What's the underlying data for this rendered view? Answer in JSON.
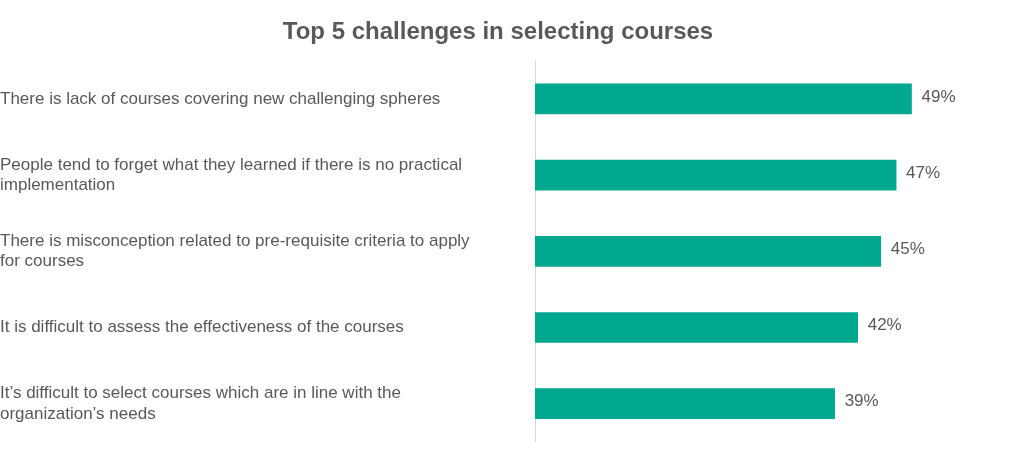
{
  "chart_data": {
    "type": "bar",
    "orientation": "horizontal",
    "title": "Top 5 challenges in selecting courses",
    "categories": [
      "There is lack of courses covering new challenging spheres",
      "People tend to forget what they learned if there is no practical implementation",
      "There is misconception related to pre-requisite criteria to apply for courses",
      "It is difficult to assess the effectiveness of the courses",
      "It’s difficult to select courses which are in line with the organization’s needs"
    ],
    "values": [
      49,
      47,
      45,
      42,
      39
    ],
    "value_labels": [
      "49%",
      "47%",
      "45%",
      "42%",
      "39%"
    ],
    "color": "#00a88e",
    "grid": false,
    "legend": false,
    "tick_labels": "y"
  }
}
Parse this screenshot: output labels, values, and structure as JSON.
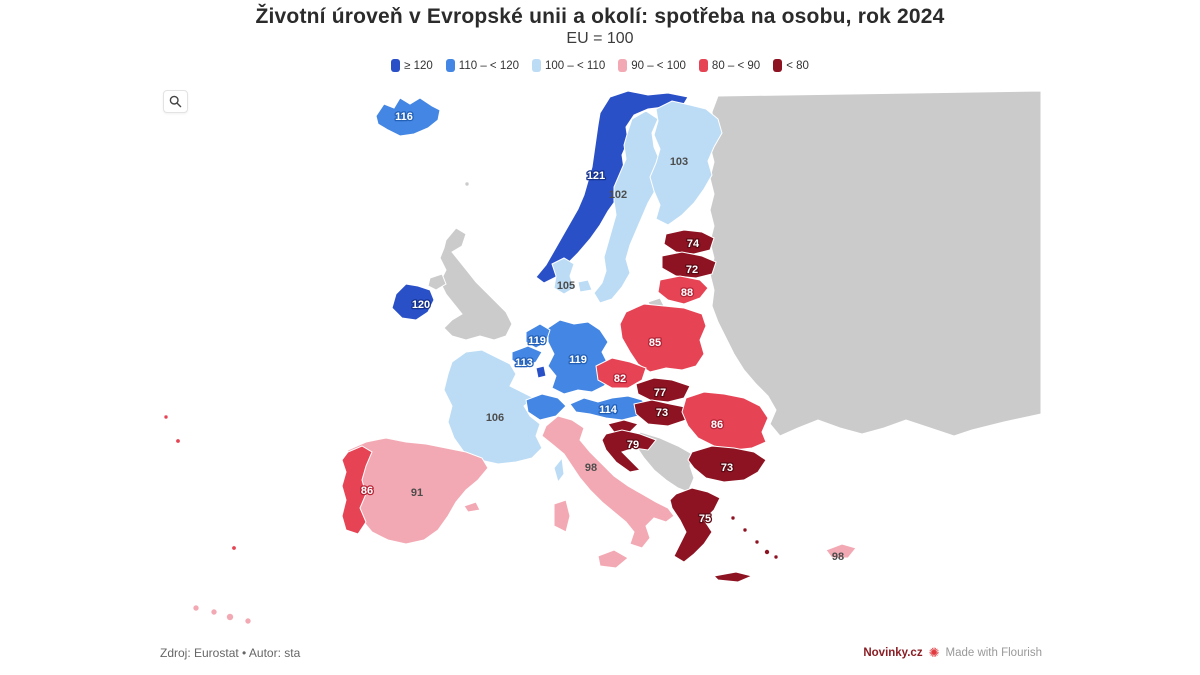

Requirement → Output all of the records exactly as they appear above, but not the pictures.

Solution to the exercise →
What's the underlying data for this rendered view? Answer in JSON.
{
  "chart_data": {
    "type": "bar",
    "orientation": "horizontal",
    "title": "Top 5 challenges in selecting courses",
    "categories": [
      "There is lack of courses covering new challenging spheres",
      "People tend to forget what they learned if there is no practical implementation",
      "There is misconception related to pre-requisite criteria to apply for courses",
      "It is difficult to assess the effectiveness of the courses",
      "It’s difficult to select courses which are in line with the organization’s needs"
    ],
    "values": [
      49,
      47,
      45,
      42,
      39
    ],
    "value_labels": [
      "49%",
      "47%",
      "45%",
      "42%",
      "39%"
    ],
    "color": "#00a88e",
    "grid": false,
    "legend": false,
    "tick_labels": "y"
  }
}
Parse this screenshot: output labels, values, and structure as JSON.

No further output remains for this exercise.